■ Exercise description
Give only the number of lines that hold the word "simulation".

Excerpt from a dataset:
====================
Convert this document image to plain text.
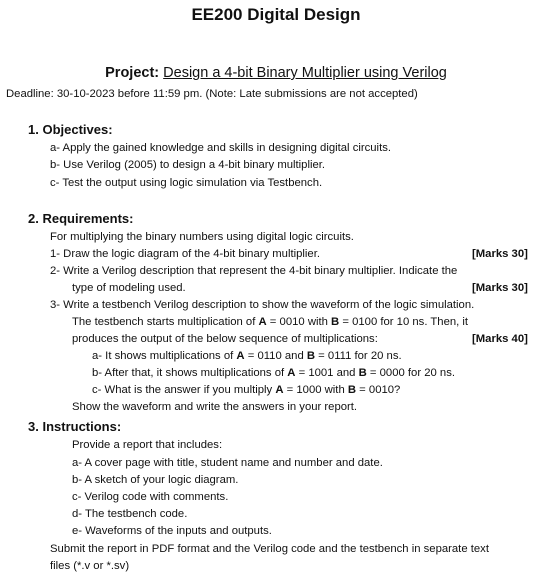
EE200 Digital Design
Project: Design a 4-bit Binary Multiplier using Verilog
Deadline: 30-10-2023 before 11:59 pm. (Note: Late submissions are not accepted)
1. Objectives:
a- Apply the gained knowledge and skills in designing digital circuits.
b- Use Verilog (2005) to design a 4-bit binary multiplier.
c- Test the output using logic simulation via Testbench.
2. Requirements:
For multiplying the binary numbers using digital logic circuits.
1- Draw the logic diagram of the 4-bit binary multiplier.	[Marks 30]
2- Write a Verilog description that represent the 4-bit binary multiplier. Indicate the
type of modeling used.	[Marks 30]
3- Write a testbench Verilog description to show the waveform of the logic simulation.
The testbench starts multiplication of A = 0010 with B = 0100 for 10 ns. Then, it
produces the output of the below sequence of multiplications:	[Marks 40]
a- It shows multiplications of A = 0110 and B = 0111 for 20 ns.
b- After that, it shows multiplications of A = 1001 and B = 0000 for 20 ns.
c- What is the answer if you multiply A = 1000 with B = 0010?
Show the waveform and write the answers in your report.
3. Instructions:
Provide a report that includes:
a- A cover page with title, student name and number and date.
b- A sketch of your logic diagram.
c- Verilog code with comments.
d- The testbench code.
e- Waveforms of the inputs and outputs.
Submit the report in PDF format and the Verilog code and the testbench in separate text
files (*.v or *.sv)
====================
■ Response to this exercise
2